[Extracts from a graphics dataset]
▬▬▬▬▬▬▬▬▬▬

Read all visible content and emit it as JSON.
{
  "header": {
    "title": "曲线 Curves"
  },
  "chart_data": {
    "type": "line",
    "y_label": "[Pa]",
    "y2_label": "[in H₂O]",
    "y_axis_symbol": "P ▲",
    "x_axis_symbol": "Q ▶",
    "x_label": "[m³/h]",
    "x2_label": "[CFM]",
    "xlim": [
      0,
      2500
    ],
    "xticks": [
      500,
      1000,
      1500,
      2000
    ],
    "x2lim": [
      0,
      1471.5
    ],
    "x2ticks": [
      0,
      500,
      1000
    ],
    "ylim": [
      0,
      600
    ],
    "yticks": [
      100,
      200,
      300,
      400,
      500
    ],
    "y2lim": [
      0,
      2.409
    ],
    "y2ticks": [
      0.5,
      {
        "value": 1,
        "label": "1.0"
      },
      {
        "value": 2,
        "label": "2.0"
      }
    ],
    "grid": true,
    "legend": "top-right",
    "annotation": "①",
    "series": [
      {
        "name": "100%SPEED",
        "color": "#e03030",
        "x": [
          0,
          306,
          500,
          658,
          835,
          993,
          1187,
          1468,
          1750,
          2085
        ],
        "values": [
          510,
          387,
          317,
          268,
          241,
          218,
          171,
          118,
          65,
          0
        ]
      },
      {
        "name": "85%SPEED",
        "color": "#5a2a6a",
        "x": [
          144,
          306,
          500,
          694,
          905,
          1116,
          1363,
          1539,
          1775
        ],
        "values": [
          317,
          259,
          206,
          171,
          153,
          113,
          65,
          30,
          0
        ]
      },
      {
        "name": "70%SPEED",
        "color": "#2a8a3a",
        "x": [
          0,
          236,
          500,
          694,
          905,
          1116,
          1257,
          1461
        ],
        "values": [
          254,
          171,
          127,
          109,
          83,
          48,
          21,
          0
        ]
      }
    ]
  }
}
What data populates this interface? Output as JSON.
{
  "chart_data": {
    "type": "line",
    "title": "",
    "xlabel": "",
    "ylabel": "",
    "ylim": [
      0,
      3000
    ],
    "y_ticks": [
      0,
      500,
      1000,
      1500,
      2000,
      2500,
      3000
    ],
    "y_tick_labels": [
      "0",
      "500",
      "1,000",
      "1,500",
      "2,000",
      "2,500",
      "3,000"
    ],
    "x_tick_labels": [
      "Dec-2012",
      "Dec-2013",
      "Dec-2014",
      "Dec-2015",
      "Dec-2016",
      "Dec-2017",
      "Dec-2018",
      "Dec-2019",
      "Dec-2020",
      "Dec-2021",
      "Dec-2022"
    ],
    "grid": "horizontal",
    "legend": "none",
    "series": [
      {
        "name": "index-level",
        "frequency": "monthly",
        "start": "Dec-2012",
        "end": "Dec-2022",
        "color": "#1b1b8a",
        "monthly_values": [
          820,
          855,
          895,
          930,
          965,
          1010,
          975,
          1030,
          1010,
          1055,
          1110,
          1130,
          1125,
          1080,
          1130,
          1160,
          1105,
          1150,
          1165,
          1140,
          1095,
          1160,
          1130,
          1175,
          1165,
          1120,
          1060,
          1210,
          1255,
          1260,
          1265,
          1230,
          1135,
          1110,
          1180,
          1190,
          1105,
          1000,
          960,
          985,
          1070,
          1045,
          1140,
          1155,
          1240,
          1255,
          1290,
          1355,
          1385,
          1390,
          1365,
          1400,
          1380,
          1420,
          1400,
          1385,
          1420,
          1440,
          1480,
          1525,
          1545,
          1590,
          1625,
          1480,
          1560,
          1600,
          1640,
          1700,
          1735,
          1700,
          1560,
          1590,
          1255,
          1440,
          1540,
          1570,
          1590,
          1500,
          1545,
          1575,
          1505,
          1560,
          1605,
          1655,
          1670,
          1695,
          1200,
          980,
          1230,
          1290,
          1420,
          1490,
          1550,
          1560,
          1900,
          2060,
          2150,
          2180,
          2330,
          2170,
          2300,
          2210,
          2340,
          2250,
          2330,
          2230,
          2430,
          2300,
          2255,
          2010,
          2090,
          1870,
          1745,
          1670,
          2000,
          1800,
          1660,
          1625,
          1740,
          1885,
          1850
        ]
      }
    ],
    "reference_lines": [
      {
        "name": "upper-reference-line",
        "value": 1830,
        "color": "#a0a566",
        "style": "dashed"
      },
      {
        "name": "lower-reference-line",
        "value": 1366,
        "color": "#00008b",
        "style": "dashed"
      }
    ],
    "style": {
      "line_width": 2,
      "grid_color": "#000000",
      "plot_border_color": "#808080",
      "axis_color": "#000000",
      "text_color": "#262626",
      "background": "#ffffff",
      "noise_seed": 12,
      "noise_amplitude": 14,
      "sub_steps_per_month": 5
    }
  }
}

▬▬▬▬▬▬▬▬▬▬

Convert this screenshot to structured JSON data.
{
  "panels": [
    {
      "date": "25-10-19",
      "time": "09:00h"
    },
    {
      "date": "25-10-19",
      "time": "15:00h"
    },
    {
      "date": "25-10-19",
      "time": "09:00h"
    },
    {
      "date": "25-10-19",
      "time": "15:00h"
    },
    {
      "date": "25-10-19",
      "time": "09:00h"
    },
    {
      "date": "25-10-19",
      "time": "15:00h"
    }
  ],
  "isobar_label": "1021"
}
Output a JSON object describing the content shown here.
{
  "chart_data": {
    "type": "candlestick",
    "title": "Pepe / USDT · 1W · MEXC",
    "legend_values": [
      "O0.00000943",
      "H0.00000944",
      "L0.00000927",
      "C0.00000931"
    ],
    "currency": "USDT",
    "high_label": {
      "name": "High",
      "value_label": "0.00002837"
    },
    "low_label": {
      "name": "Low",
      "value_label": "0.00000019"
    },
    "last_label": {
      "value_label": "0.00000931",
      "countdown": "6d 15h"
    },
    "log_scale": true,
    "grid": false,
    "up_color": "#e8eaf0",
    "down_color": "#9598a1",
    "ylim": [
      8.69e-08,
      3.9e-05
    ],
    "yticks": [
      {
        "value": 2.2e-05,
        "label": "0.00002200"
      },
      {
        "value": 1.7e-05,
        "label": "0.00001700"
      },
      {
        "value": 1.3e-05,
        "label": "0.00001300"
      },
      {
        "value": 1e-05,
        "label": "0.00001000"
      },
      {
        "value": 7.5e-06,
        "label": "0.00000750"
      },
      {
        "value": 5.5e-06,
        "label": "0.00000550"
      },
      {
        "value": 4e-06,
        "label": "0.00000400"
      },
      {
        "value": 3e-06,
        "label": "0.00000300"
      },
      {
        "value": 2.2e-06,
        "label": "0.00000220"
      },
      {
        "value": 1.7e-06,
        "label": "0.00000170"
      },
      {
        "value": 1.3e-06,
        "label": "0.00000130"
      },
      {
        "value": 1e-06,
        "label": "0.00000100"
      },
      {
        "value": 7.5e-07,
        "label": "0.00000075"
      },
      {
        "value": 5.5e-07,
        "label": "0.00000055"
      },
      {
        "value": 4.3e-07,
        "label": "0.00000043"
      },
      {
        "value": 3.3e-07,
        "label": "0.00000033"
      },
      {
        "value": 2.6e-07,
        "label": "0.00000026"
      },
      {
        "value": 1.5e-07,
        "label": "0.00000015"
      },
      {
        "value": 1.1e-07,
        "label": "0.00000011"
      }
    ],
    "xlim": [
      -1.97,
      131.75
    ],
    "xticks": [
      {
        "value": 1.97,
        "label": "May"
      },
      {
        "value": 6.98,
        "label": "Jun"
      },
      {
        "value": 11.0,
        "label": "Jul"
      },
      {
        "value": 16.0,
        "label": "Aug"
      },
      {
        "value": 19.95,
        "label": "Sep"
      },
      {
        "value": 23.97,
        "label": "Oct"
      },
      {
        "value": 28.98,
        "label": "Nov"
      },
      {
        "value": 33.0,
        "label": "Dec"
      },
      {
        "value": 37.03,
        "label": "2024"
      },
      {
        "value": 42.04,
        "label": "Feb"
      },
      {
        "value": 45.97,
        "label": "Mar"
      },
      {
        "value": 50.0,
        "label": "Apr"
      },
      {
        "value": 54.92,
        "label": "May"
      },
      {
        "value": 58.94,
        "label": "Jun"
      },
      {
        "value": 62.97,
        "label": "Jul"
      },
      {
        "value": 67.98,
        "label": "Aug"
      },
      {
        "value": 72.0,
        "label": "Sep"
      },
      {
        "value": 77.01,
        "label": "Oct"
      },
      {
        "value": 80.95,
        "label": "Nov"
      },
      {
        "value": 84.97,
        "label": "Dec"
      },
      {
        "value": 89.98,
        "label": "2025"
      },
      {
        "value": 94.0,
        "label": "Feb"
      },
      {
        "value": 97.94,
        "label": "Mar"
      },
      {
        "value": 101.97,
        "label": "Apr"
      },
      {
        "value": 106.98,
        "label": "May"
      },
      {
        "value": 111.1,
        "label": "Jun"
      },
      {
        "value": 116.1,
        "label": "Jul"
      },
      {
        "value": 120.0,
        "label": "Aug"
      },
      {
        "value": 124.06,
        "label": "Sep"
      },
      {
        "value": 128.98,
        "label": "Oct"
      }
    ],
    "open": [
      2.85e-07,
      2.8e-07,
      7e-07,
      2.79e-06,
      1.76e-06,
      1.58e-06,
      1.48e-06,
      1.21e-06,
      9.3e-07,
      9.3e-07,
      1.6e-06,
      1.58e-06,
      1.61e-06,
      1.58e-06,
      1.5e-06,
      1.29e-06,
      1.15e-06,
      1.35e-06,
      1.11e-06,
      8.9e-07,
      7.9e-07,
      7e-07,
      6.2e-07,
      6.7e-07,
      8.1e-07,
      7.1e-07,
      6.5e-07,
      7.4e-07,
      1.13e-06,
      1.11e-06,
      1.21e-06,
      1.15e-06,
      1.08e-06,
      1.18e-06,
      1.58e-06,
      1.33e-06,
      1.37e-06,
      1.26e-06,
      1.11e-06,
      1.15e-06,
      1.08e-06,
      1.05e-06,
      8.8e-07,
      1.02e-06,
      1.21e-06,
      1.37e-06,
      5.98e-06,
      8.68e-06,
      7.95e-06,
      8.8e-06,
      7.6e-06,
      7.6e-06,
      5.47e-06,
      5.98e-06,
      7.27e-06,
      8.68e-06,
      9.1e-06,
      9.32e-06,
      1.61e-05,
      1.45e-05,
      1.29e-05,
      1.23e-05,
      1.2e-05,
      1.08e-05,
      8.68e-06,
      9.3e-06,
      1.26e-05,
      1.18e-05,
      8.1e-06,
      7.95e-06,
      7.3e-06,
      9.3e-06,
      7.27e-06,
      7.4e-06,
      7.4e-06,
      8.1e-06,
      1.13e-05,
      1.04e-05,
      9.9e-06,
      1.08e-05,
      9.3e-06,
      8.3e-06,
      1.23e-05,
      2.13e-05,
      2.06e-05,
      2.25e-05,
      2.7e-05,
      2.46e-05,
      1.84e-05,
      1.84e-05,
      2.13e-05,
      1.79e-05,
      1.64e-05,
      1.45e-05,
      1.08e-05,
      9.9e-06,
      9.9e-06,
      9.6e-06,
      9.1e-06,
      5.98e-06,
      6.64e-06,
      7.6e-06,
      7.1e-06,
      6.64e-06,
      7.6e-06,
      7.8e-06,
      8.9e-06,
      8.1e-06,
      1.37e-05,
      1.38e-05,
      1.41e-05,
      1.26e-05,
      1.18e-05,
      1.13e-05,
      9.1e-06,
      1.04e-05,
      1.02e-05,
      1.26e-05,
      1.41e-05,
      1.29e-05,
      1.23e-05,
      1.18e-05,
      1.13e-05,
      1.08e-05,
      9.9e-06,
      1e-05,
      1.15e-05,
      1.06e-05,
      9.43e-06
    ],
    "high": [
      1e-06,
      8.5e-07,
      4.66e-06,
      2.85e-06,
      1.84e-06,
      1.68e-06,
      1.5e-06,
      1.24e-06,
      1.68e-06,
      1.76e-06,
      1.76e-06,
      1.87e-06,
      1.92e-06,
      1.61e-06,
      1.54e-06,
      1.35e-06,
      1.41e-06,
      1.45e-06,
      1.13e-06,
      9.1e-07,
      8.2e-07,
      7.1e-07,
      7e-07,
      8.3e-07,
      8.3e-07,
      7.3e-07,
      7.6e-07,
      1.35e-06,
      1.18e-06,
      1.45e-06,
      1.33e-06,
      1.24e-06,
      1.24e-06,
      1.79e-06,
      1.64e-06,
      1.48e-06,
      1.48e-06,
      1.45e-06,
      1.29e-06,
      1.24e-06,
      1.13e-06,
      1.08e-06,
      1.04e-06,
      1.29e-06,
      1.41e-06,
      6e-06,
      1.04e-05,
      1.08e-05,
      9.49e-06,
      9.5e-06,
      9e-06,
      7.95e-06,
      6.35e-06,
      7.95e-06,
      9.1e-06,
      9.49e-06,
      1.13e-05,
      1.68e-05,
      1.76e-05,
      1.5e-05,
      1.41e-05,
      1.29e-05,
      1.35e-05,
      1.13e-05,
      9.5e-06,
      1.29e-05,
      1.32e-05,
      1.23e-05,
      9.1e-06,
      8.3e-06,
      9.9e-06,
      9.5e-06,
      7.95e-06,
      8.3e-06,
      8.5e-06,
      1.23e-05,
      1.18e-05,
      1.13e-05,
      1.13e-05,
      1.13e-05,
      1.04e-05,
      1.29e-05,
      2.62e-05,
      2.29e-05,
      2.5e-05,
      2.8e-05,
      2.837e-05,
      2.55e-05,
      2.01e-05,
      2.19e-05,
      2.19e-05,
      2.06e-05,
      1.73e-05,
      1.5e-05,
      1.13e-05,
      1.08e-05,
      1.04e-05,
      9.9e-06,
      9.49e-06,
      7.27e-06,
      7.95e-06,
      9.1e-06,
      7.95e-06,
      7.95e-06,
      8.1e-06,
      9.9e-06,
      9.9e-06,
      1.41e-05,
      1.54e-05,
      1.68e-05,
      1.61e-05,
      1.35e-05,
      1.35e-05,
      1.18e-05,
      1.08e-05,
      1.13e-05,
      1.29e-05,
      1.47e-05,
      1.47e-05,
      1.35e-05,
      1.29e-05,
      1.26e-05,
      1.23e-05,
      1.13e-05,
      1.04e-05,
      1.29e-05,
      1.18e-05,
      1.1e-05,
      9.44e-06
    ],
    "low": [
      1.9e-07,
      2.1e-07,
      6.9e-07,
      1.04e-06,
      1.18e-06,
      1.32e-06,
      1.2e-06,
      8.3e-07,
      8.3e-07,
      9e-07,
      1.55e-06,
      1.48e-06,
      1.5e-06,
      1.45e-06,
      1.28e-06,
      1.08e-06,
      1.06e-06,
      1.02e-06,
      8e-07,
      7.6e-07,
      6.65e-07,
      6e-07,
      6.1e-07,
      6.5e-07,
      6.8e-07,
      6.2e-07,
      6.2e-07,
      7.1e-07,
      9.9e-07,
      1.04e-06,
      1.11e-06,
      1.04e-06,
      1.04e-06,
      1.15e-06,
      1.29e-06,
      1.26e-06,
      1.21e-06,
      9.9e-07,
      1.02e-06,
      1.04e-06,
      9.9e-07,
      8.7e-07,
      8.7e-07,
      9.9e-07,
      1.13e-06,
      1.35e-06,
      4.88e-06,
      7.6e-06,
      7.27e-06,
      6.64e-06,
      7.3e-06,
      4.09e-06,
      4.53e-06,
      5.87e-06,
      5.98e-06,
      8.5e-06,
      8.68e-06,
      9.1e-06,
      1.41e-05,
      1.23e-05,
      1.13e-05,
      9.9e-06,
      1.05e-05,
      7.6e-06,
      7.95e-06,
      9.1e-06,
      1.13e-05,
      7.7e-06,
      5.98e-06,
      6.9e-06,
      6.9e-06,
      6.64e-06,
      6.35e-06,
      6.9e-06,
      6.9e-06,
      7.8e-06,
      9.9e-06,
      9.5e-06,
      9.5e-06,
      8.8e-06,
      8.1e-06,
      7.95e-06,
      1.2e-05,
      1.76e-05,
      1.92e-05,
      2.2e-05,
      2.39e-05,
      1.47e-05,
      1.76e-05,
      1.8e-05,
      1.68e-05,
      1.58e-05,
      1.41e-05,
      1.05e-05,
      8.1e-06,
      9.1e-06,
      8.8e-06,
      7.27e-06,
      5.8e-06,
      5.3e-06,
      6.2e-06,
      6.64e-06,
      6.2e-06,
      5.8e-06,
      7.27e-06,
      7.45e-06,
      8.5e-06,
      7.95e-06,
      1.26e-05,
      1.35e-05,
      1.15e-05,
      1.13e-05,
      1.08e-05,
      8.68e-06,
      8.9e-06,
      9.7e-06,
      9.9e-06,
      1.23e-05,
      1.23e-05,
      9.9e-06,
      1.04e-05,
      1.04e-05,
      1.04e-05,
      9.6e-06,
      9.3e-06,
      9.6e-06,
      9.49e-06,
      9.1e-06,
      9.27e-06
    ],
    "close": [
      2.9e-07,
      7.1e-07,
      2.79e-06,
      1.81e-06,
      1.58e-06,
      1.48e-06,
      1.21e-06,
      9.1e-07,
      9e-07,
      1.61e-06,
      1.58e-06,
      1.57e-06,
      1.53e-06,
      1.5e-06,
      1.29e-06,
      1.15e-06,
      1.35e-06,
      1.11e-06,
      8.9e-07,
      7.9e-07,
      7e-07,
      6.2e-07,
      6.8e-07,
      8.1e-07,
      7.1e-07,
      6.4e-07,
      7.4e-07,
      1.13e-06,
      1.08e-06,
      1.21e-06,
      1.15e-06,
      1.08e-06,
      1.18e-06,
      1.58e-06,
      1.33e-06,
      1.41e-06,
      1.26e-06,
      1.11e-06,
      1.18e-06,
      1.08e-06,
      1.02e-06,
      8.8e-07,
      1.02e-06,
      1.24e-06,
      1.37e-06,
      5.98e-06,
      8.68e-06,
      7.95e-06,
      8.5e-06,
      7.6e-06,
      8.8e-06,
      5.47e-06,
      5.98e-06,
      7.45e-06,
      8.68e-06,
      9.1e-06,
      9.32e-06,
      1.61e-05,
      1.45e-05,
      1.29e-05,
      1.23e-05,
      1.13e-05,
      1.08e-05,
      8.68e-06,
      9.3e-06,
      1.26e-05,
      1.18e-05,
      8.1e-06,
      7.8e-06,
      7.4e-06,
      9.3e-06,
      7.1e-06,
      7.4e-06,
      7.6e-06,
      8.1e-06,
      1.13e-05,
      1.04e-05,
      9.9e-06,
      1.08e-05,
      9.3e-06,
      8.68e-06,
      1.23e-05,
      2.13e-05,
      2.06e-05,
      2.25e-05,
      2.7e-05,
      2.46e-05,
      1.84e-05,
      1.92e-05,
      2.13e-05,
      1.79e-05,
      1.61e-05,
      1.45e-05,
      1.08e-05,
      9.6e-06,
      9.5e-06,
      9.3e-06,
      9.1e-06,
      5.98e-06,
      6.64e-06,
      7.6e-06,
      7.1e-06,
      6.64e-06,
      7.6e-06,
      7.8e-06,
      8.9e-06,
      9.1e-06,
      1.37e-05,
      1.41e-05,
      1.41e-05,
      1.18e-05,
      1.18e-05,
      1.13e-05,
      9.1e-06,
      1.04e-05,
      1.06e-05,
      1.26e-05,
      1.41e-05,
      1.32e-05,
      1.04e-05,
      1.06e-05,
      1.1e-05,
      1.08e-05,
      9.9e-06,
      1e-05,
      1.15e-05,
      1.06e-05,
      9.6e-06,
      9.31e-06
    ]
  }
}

▬▬▬▬▬▬▬▬▬▬

• Prompt
Lines that hold the word "this" are the ones to return, every one of them.

• Reply
What data populates this interface? Output as JSON.
Convert this screenshot to structured JSON data.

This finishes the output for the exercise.